* _WHAT YOU HAVE TO DO_:
Go through the listing and pick out each line with the word "placeholder" in it.

* _EXTRACTED MATERIAL_:
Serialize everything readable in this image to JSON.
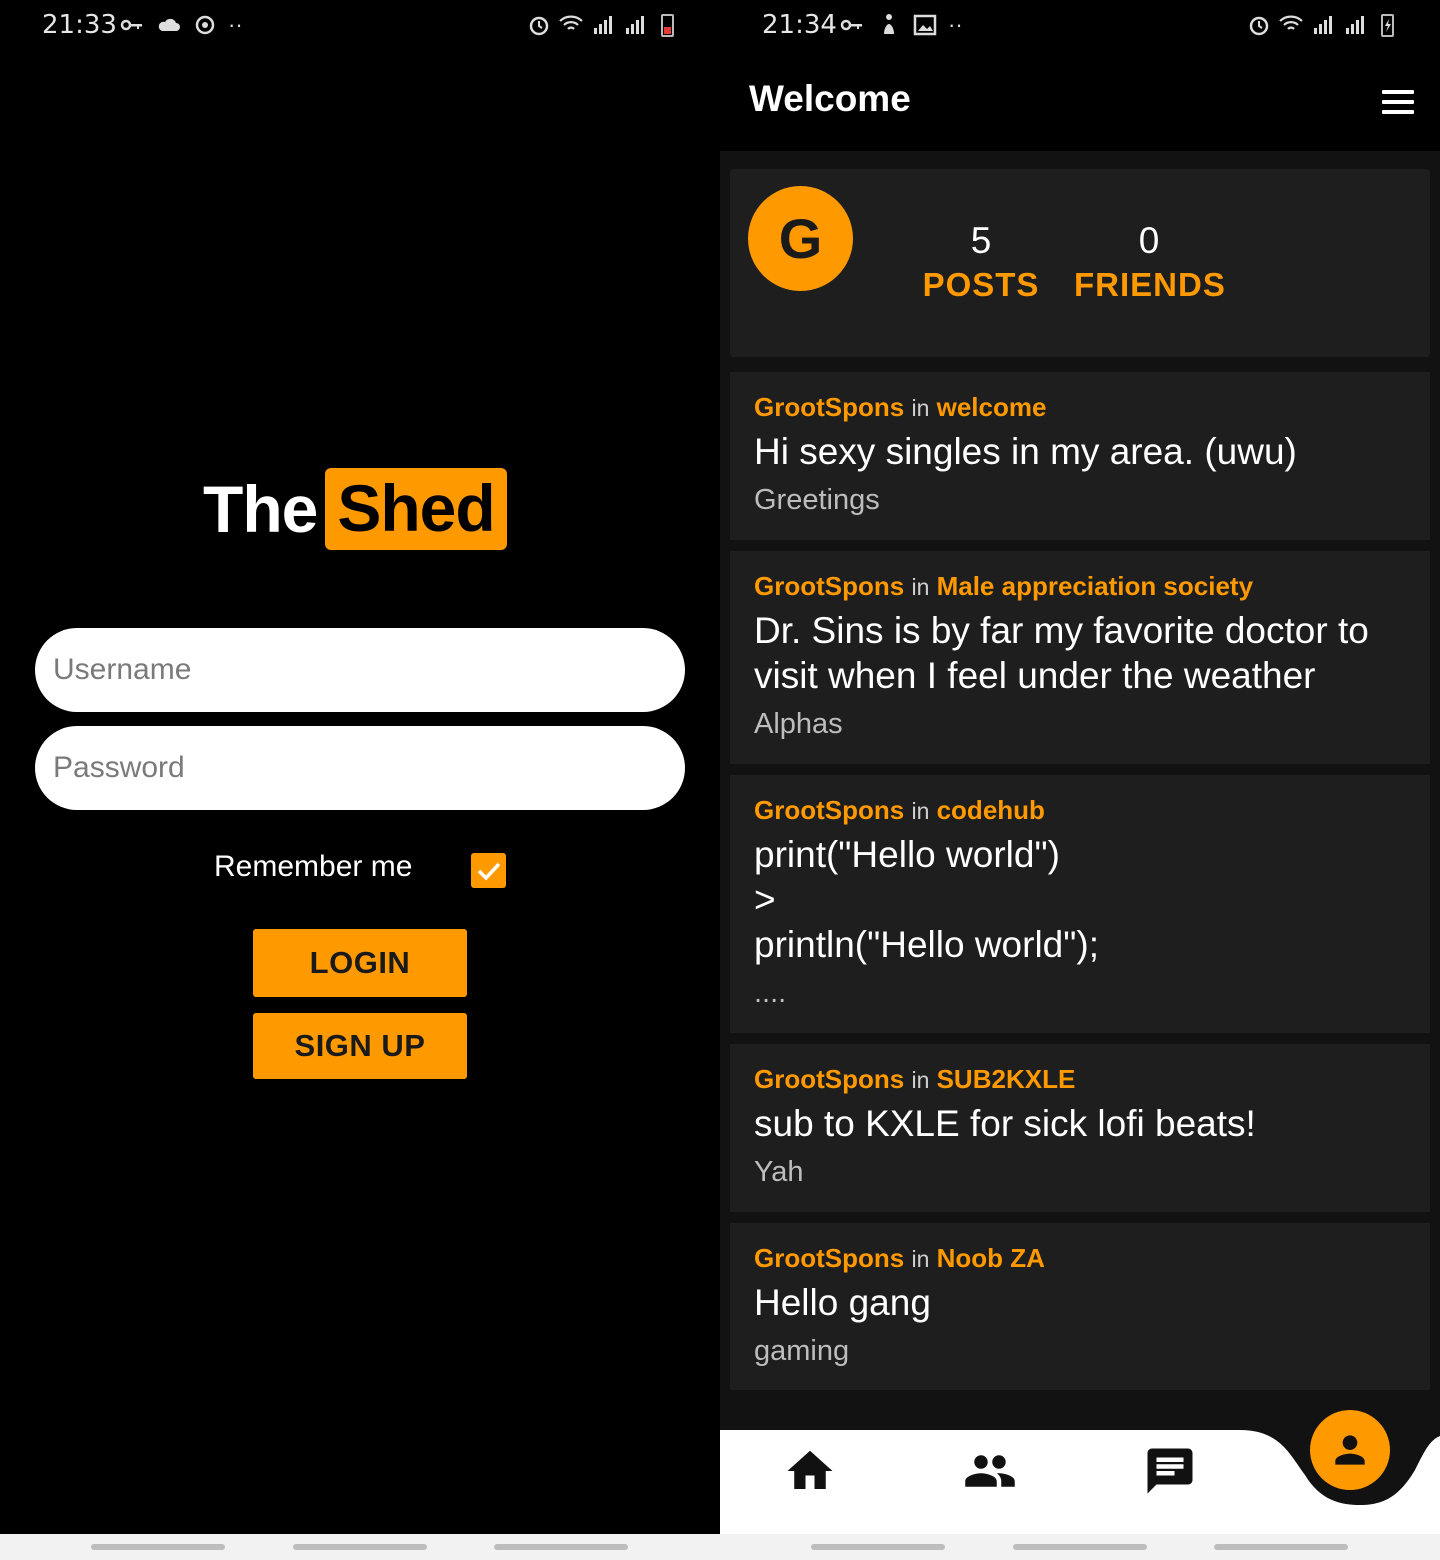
{
  "login_screen": {
    "status_bar": {
      "time": "21:33"
    },
    "logo": {
      "part1": "The",
      "part2": "Shed"
    },
    "username": {
      "placeholder": "Username",
      "value": ""
    },
    "password": {
      "placeholder": "Password",
      "value": ""
    },
    "remember_label": "Remember me",
    "remember_checked": true,
    "login_label": "LOGIN",
    "signup_label": "SIGN UP"
  },
  "feed_screen": {
    "status_bar": {
      "time": "21:34"
    },
    "title": "Welcome",
    "profile": {
      "initial": "G",
      "posts_count": "5",
      "posts_label": "POSTS",
      "friends_count": "0",
      "friends_label": "FRIENDS"
    },
    "posts": [
      {
        "author": "GrootSpons",
        "in": "in",
        "community": "welcome",
        "body": "Hi sexy singles in my area. (uwu)",
        "tag": "Greetings"
      },
      {
        "author": "GrootSpons",
        "in": "in",
        "community": "Male appreciation society",
        "body": "Dr. Sins is by far my favorite doctor to visit when I feel under the weather",
        "tag": "Alphas"
      },
      {
        "author": "GrootSpons",
        "in": "in",
        "community": "codehub",
        "body": "print(\"Hello world\")\n >\nprintln(\"Hello world\");",
        "tag": "...."
      },
      {
        "author": "GrootSpons",
        "in": "in",
        "community": "SUB2KXLE",
        "body": "sub to KXLE for sick lofi beats!",
        "tag": "Yah"
      },
      {
        "author": "GrootSpons",
        "in": "in",
        "community": "Noob ZA",
        "body": "Hello gang",
        "tag": "gaming"
      }
    ],
    "bottom_nav": [
      "home-icon",
      "people-icon",
      "chat-icon",
      "person-icon"
    ]
  },
  "colors": {
    "accent": "#ff9900",
    "background": "#000000",
    "card": "#1e1e1e"
  }
}
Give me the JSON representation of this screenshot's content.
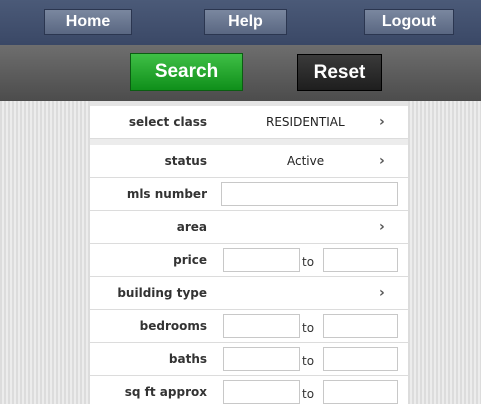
{
  "nav": {
    "home": "Home",
    "help": "Help",
    "logout": "Logout"
  },
  "actions": {
    "search": "Search",
    "reset": "Reset"
  },
  "form": {
    "select_class": {
      "label": "select class",
      "value": "RESIDENTIAL"
    },
    "status": {
      "label": "status",
      "value": "Active"
    },
    "mls_number": {
      "label": "mls number",
      "value": ""
    },
    "area": {
      "label": "area"
    },
    "price": {
      "label": "price",
      "to": "to"
    },
    "building_type": {
      "label": "building type"
    },
    "bedrooms": {
      "label": "bedrooms",
      "to": "to"
    },
    "baths": {
      "label": "baths",
      "to": "to"
    },
    "sq_ft": {
      "label": "sq ft approx",
      "to": "to"
    }
  },
  "chevron_icon": "chevron-right"
}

* _THE RESPONSE_:
      "placeholder": "Username",
      "placeholder": "Password",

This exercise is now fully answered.